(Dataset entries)
□ □ □ □ □
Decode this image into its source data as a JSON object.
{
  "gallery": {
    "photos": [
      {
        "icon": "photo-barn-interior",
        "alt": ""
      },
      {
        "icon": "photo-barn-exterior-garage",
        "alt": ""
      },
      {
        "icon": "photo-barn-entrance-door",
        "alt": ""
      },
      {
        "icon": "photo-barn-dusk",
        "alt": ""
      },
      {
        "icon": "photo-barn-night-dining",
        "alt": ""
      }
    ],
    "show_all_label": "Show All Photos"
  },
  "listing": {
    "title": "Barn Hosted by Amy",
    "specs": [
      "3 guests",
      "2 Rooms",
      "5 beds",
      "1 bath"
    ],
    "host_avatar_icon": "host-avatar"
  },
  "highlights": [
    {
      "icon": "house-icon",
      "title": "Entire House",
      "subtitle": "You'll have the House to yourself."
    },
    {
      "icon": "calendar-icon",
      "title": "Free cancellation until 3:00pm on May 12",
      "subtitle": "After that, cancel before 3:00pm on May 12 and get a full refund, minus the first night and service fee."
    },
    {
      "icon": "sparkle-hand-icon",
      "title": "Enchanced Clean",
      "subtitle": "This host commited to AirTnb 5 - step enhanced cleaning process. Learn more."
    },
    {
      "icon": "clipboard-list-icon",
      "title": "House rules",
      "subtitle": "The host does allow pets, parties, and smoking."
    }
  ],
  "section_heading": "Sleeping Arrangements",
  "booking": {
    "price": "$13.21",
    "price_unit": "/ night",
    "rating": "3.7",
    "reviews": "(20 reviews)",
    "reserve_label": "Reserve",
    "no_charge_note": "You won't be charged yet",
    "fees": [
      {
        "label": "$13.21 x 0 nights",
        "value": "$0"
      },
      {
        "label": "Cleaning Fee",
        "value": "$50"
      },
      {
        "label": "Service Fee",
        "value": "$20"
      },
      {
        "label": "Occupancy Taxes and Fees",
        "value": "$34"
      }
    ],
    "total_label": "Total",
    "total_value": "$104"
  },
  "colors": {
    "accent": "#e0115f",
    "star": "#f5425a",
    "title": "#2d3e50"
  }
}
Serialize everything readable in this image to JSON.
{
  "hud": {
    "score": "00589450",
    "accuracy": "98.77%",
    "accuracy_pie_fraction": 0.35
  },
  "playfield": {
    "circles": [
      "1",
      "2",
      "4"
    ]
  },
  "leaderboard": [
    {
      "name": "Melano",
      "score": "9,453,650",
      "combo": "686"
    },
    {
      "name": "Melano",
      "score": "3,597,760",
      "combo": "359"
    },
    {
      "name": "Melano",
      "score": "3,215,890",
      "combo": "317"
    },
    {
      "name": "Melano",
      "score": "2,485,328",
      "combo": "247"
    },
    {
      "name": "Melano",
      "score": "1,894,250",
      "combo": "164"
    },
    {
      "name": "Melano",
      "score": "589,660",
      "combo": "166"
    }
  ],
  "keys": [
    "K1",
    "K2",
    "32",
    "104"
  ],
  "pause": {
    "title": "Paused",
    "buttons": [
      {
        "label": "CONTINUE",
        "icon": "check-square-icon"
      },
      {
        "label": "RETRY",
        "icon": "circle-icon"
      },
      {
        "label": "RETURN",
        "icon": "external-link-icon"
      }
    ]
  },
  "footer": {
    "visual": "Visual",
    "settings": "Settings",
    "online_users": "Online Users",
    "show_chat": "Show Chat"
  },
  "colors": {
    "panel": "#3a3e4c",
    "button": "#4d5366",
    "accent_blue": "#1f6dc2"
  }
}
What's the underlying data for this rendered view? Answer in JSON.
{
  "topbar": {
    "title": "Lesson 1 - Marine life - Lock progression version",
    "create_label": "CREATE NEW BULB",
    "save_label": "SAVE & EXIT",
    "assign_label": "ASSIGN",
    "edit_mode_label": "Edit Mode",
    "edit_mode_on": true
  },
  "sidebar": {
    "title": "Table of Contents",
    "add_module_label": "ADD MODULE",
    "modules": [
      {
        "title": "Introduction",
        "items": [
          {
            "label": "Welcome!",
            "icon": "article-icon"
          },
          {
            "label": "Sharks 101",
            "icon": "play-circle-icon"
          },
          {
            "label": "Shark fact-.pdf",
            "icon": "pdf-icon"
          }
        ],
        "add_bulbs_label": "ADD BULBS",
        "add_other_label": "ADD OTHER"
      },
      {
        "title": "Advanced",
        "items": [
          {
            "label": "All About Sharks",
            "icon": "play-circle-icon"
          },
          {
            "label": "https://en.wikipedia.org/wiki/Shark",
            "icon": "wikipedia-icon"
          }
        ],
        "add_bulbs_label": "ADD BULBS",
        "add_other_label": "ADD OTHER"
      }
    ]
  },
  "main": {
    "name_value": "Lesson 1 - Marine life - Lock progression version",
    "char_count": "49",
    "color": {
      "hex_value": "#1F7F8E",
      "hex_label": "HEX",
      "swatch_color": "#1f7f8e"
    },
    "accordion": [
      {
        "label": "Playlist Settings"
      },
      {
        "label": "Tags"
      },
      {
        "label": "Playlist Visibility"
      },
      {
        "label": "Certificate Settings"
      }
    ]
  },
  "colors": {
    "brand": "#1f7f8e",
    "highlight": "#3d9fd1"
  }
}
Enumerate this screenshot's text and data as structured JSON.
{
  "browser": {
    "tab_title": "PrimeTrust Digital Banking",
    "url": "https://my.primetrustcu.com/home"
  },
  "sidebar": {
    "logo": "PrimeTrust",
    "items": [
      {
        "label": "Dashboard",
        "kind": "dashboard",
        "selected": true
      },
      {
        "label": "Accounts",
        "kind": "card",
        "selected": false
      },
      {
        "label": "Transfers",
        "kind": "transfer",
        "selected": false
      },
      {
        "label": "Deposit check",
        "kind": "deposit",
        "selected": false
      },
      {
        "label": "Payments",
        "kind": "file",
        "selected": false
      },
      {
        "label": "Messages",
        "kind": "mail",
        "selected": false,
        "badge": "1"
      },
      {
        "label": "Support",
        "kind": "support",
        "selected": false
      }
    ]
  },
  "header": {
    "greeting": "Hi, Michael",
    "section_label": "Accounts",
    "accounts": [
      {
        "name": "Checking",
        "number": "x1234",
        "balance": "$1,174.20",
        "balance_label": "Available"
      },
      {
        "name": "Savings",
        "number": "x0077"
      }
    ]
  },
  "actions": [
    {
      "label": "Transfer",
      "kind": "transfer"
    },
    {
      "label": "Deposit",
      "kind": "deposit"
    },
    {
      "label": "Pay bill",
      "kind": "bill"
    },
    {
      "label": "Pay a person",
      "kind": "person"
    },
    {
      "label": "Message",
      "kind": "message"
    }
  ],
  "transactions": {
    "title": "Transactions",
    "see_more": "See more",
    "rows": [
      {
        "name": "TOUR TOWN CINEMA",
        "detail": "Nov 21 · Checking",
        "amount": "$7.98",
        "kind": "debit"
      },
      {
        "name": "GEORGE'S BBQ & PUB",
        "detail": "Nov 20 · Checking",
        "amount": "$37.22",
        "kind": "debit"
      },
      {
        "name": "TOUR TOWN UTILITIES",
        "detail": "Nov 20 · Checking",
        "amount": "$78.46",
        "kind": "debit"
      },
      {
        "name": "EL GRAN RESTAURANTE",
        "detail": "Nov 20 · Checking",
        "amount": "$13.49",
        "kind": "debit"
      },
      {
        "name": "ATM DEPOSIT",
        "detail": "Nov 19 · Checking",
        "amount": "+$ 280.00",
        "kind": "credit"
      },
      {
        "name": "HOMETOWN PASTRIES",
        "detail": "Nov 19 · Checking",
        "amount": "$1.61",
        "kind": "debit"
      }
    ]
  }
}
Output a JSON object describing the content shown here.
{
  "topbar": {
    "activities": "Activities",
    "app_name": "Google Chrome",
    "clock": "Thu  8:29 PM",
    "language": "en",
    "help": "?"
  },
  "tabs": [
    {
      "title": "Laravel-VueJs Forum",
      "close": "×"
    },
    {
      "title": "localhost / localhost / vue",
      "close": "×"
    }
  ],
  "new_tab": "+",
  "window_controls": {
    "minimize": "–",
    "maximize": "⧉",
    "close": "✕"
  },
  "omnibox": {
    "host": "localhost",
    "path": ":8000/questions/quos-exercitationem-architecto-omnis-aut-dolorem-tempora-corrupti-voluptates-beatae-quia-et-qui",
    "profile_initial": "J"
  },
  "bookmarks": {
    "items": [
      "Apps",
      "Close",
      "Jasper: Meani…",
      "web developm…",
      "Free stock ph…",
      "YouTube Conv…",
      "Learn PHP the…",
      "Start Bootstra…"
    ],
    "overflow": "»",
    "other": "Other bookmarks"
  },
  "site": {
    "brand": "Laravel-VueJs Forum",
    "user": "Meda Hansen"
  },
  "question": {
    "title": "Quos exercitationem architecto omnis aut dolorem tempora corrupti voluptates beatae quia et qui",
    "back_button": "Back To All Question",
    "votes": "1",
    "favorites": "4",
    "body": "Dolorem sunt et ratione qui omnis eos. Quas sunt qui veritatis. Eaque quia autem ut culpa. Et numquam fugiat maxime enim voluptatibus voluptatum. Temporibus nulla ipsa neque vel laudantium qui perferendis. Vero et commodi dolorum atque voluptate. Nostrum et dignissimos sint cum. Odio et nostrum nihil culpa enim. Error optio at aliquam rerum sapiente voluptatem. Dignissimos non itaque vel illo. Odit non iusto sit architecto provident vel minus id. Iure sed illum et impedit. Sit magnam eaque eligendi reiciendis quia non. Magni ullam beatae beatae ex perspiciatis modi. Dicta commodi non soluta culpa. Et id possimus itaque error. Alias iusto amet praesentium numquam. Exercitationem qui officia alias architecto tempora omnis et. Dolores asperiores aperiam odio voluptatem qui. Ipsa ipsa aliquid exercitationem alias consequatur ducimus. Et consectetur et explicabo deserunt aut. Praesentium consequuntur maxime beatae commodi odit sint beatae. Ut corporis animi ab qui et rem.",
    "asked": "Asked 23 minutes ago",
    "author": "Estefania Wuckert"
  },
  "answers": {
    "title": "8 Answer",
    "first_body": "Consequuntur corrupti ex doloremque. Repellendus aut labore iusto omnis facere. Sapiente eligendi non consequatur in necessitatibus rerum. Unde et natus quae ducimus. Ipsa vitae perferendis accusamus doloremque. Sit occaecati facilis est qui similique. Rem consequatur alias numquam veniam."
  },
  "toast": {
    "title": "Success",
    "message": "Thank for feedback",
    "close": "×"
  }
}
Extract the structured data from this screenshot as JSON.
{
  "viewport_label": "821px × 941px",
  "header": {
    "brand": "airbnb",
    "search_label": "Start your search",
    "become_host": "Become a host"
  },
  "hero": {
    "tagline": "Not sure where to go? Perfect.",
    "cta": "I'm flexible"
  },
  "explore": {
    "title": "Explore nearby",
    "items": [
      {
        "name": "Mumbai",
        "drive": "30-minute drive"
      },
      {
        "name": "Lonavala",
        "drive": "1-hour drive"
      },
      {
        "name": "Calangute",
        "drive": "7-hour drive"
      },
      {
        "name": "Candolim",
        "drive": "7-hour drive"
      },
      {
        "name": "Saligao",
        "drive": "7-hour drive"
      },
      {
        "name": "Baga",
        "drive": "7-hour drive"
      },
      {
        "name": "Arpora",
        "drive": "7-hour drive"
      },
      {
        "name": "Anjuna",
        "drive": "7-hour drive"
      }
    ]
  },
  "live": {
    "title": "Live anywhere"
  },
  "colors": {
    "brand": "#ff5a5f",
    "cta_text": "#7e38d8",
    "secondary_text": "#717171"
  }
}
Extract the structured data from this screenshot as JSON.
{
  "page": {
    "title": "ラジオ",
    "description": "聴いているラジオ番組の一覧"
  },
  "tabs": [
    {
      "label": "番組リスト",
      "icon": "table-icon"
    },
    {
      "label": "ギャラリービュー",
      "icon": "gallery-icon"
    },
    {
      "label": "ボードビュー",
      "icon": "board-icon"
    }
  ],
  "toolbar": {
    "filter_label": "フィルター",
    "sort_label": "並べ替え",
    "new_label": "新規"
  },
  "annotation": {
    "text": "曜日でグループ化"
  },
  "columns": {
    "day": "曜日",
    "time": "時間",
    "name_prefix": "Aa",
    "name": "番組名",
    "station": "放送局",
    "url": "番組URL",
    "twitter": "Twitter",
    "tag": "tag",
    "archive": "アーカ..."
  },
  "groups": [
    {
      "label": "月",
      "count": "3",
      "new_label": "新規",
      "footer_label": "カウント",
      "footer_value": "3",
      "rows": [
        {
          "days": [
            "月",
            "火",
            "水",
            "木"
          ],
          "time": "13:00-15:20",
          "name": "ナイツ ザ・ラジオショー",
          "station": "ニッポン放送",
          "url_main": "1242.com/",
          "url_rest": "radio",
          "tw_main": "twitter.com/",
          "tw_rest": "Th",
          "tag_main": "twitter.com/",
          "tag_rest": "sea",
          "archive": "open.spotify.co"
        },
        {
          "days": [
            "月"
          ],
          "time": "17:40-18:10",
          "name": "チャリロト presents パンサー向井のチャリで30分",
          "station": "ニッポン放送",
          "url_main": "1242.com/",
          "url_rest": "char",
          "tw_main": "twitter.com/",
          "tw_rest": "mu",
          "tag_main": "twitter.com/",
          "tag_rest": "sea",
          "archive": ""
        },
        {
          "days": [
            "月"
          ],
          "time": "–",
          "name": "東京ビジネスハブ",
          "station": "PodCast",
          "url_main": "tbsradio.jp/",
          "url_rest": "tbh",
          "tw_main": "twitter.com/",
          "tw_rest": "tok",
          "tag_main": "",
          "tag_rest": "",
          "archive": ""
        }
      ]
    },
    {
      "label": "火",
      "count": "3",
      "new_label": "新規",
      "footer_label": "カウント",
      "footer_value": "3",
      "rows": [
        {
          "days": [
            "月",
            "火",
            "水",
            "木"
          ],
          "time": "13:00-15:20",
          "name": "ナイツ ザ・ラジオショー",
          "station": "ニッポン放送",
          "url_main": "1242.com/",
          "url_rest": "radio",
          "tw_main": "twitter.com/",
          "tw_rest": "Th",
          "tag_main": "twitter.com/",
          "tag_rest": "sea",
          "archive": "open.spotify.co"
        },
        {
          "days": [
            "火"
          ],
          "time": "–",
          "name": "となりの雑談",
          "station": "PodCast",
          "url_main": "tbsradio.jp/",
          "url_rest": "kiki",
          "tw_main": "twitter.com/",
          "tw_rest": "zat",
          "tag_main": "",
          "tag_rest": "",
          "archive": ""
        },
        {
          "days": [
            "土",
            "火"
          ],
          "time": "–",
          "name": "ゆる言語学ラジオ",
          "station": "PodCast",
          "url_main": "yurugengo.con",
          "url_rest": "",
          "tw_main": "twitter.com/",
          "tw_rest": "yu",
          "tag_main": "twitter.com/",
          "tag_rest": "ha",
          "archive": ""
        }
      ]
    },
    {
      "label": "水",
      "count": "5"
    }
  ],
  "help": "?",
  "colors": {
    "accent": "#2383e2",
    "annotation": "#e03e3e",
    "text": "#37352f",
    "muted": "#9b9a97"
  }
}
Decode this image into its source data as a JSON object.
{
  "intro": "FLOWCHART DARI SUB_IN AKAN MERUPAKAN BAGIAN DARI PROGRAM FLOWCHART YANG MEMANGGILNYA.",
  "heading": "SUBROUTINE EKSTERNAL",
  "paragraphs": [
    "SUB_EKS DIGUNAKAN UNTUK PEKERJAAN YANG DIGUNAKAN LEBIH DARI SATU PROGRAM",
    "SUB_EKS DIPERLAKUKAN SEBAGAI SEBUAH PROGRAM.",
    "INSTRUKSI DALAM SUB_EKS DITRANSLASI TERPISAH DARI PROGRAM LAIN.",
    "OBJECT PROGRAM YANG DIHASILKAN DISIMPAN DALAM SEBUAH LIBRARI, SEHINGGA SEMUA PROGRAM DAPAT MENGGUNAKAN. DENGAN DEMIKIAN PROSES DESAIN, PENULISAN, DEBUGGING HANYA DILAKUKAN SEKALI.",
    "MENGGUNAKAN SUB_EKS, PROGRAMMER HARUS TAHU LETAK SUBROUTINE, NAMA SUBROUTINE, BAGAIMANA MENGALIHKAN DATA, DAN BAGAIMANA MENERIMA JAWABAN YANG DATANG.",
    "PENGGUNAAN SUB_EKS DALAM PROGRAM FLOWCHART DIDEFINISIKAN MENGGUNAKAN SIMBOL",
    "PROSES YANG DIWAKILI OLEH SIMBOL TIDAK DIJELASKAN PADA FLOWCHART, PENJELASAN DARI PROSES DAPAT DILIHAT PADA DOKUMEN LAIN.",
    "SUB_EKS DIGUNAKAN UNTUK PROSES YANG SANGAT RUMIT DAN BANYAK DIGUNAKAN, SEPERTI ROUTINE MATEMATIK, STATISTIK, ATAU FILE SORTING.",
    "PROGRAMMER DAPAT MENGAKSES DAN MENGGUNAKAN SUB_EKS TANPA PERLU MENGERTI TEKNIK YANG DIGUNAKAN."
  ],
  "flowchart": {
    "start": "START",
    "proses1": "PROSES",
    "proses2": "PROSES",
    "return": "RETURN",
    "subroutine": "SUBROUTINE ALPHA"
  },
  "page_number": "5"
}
□ □ □ □ □
(EXERCISE)
Make a list of all lines in the data that contain "SIMBOL".

(RESULT)
    "PENGGUNAAN SUB_EKS DALAM PROGRAM FLOWCHART DIDEFINISIKAN MENGGUNAKAN SIMBOL",
    "PROSES YANG DIWAKILI OLEH SIMBOL TIDAK DIJELASKAN PADA FLOWCHART, PENJELASAN DARI PROSES DAPAT DILIHAT PADA DOKUMEN LAIN.",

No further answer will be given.